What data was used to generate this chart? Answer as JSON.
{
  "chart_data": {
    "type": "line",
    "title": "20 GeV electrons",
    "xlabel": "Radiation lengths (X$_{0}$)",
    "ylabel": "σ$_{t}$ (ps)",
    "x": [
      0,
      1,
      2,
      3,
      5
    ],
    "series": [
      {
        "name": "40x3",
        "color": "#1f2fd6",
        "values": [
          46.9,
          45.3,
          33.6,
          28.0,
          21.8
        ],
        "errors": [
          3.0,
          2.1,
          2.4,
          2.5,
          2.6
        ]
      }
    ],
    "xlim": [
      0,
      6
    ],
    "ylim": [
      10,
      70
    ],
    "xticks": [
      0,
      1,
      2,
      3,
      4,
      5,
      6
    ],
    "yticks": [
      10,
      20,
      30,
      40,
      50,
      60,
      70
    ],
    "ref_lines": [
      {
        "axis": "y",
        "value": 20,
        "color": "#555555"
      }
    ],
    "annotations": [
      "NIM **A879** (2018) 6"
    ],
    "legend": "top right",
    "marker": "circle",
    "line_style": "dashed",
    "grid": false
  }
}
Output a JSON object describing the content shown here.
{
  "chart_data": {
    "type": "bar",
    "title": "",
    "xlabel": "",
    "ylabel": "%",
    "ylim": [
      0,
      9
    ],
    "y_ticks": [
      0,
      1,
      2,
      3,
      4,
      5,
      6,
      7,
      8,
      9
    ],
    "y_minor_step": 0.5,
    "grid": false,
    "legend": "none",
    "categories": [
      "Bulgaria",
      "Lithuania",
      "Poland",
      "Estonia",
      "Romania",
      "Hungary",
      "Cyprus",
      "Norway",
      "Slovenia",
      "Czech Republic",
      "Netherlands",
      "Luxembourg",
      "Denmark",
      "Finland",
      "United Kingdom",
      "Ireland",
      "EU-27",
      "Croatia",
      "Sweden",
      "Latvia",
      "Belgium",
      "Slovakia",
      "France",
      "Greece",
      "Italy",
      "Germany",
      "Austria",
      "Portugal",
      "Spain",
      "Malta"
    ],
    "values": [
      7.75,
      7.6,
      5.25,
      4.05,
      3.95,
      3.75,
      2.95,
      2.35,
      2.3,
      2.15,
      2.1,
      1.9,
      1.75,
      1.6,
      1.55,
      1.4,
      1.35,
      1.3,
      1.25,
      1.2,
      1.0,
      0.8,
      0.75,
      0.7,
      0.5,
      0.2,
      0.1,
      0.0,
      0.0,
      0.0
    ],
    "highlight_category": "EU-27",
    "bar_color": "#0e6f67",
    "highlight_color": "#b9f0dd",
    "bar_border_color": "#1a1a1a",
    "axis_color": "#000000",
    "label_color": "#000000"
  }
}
───
- _Exercise brief_: Go through the records and print each one exactly.

- _Task solution_:
What data was used to generate this chart? Answer as JSON.
{
  "chart_data": {
    "type": "line",
    "title": "20 GeV electrons",
    "xlabel": "Radiation lengths (X$_{0}$)",
    "ylabel": "σ$_{t}$ (ps)",
    "x": [
      0,
      1,
      2,
      3,
      5
    ],
    "series": [
      {
        "name": "40x3",
        "color": "#1f2fd6",
        "values": [
          46.9,
          45.3,
          33.6,
          28.0,
          21.8
        ],
        "errors": [
          3.0,
          2.1,
          2.4,
          2.5,
          2.6
        ]
      }
    ],
    "xlim": [
      0,
      6
    ],
    "ylim": [
      10,
      70
    ],
    "xticks": [
      0,
      1,
      2,
      3,
      4,
      5,
      6
    ],
    "yticks": [
      10,
      20,
      30,
      40,
      50,
      60,
      70
    ],
    "ref_lines": [
      {
        "axis": "y",
        "value": 20,
        "color": "#555555"
      }
    ],
    "annotations": [
      "NIM **A879** (2018) 6"
    ],
    "legend": "top right",
    "marker": "circle",
    "line_style": "dashed",
    "grid": false
  }
}
Output a JSON object describing the content shown here.
{
  "chart_data": {
    "type": "bar",
    "title": "",
    "xlabel": "",
    "ylabel": "%",
    "ylim": [
      0,
      9
    ],
    "y_ticks": [
      0,
      1,
      2,
      3,
      4,
      5,
      6,
      7,
      8,
      9
    ],
    "y_minor_step": 0.5,
    "grid": false,
    "legend": "none",
    "categories": [
      "Bulgaria",
      "Lithuania",
      "Poland",
      "Estonia",
      "Romania",
      "Hungary",
      "Cyprus",
      "Norway",
      "Slovenia",
      "Czech Republic",
      "Netherlands",
      "Luxembourg",
      "Denmark",
      "Finland",
      "United Kingdom",
      "Ireland",
      "EU-27",
      "Croatia",
      "Sweden",
      "Latvia",
      "Belgium",
      "Slovakia",
      "France",
      "Greece",
      "Italy",
      "Germany",
      "Austria",
      "Portugal",
      "Spain",
      "Malta"
    ],
    "values": [
      7.75,
      7.6,
      5.25,
      4.05,
      3.95,
      3.75,
      2.95,
      2.35,
      2.3,
      2.15,
      2.1,
      1.9,
      1.75,
      1.6,
      1.55,
      1.4,
      1.35,
      1.3,
      1.25,
      1.2,
      1.0,
      0.8,
      0.75,
      0.7,
      0.5,
      0.2,
      0.1,
      0.0,
      0.0,
      0.0
    ],
    "highlight_category": "EU-27",
    "bar_color": "#0e6f67",
    "highlight_color": "#b9f0dd",
    "bar_border_color": "#1a1a1a",
    "axis_color": "#000000",
    "label_color": "#000000"
  }
}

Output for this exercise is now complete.